* Exercise requirements
Give the material once more, word for word, without any images.

* Given records
★ ★ ★ ★

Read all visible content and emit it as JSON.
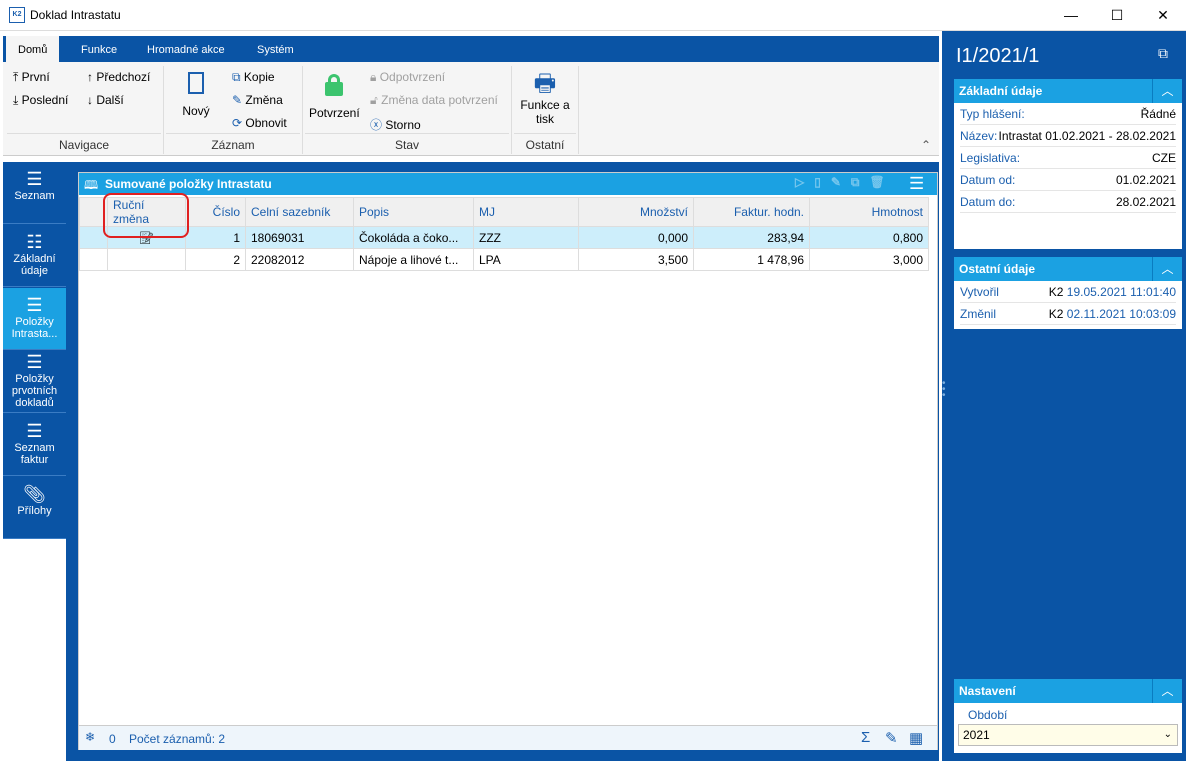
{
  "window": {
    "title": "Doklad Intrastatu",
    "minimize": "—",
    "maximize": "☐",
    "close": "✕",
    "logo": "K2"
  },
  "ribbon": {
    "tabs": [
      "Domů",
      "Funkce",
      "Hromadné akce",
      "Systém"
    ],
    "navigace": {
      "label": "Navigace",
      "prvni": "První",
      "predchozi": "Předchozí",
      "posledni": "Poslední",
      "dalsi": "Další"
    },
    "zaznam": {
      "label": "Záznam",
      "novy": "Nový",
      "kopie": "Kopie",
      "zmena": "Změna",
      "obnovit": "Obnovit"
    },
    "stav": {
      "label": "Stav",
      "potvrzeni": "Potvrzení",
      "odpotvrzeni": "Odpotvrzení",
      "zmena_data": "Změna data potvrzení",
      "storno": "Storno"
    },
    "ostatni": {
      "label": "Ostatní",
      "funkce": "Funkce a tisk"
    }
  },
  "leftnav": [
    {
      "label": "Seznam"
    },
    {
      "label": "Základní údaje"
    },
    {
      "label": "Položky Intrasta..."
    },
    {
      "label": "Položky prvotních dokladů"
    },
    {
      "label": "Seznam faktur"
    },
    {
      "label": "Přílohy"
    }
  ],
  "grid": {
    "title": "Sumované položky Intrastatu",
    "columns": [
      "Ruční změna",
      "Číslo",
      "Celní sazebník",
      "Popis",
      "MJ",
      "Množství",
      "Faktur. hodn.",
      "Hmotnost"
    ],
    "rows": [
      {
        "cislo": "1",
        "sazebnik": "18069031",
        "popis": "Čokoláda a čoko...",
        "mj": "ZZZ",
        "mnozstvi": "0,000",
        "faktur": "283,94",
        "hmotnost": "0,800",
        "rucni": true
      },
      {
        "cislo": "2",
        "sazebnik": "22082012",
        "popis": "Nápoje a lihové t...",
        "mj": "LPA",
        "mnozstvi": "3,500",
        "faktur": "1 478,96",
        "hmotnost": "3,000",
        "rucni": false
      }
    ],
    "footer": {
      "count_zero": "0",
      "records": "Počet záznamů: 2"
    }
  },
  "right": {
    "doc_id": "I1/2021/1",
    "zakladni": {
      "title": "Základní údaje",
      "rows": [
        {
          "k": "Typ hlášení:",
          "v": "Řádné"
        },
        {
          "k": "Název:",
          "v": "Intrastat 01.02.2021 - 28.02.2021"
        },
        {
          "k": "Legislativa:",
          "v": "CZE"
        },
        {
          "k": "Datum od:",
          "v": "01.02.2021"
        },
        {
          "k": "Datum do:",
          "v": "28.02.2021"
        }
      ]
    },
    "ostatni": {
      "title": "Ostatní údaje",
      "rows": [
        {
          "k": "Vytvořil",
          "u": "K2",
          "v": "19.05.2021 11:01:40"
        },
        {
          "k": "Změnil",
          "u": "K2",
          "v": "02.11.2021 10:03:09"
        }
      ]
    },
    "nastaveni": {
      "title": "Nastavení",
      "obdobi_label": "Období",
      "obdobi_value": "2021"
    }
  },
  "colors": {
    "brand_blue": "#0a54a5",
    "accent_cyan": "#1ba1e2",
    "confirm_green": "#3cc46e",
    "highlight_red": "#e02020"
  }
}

★ ★ ★ ★

* Solution
Read all visible content and emit it as JSON.
{
  "window": {
    "title": "Doklad Intrastatu",
    "minimize": "—",
    "maximize": "☐",
    "close": "✕",
    "logo": "K2"
  },
  "ribbon": {
    "tabs": [
      "Domů",
      "Funkce",
      "Hromadné akce",
      "Systém"
    ],
    "navigace": {
      "label": "Navigace",
      "prvni": "První",
      "predchozi": "Předchozí",
      "posledni": "Poslední",
      "dalsi": "Další"
    },
    "zaznam": {
      "label": "Záznam",
      "novy": "Nový",
      "kopie": "Kopie",
      "zmena": "Změna",
      "obnovit": "Obnovit"
    },
    "stav": {
      "label": "Stav",
      "potvrzeni": "Potvrzení",
      "odpotvrzeni": "Odpotvrzení",
      "zmena_data": "Změna data potvrzení",
      "storno": "Storno"
    },
    "ostatni": {
      "label": "Ostatní",
      "funkce": "Funkce a tisk"
    }
  },
  "leftnav": [
    {
      "label": "Seznam"
    },
    {
      "label": "Základní údaje"
    },
    {
      "label": "Položky Intrasta..."
    },
    {
      "label": "Položky prvotních dokladů"
    },
    {
      "label": "Seznam faktur"
    },
    {
      "label": "Přílohy"
    }
  ],
  "grid": {
    "title": "Sumované položky Intrastatu",
    "columns": [
      "Ruční změna",
      "Číslo",
      "Celní sazebník",
      "Popis",
      "MJ",
      "Množství",
      "Faktur. hodn.",
      "Hmotnost"
    ],
    "rows": [
      {
        "cislo": "1",
        "sazebnik": "18069031",
        "popis": "Čokoláda a čoko...",
        "mj": "ZZZ",
        "mnozstvi": "0,000",
        "faktur": "283,94",
        "hmotnost": "0,800",
        "rucni": true
      },
      {
        "cislo": "2",
        "sazebnik": "22082012",
        "popis": "Nápoje a lihové t...",
        "mj": "LPA",
        "mnozstvi": "3,500",
        "faktur": "1 478,96",
        "hmotnost": "3,000",
        "rucni": false
      }
    ],
    "footer": {
      "count_zero": "0",
      "records": "Počet záznamů: 2"
    }
  },
  "right": {
    "doc_id": "I1/2021/1",
    "zakladni": {
      "title": "Základní údaje",
      "rows": [
        {
          "k": "Typ hlášení:",
          "v": "Řádné"
        },
        {
          "k": "Název:",
          "v": "Intrastat 01.02.2021 - 28.02.2021"
        },
        {
          "k": "Legislativa:",
          "v": "CZE"
        },
        {
          "k": "Datum od:",
          "v": "01.02.2021"
        },
        {
          "k": "Datum do:",
          "v": "28.02.2021"
        }
      ]
    },
    "ostatni": {
      "title": "Ostatní údaje",
      "rows": [
        {
          "k": "Vytvořil",
          "u": "K2",
          "v": "19.05.2021 11:01:40"
        },
        {
          "k": "Změnil",
          "u": "K2",
          "v": "02.11.2021 10:03:09"
        }
      ]
    },
    "nastaveni": {
      "title": "Nastavení",
      "obdobi_label": "Období",
      "obdobi_value": "2021"
    }
  },
  "colors": {
    "brand_blue": "#0a54a5",
    "accent_cyan": "#1ba1e2",
    "confirm_green": "#3cc46e",
    "highlight_red": "#e02020"
  }
}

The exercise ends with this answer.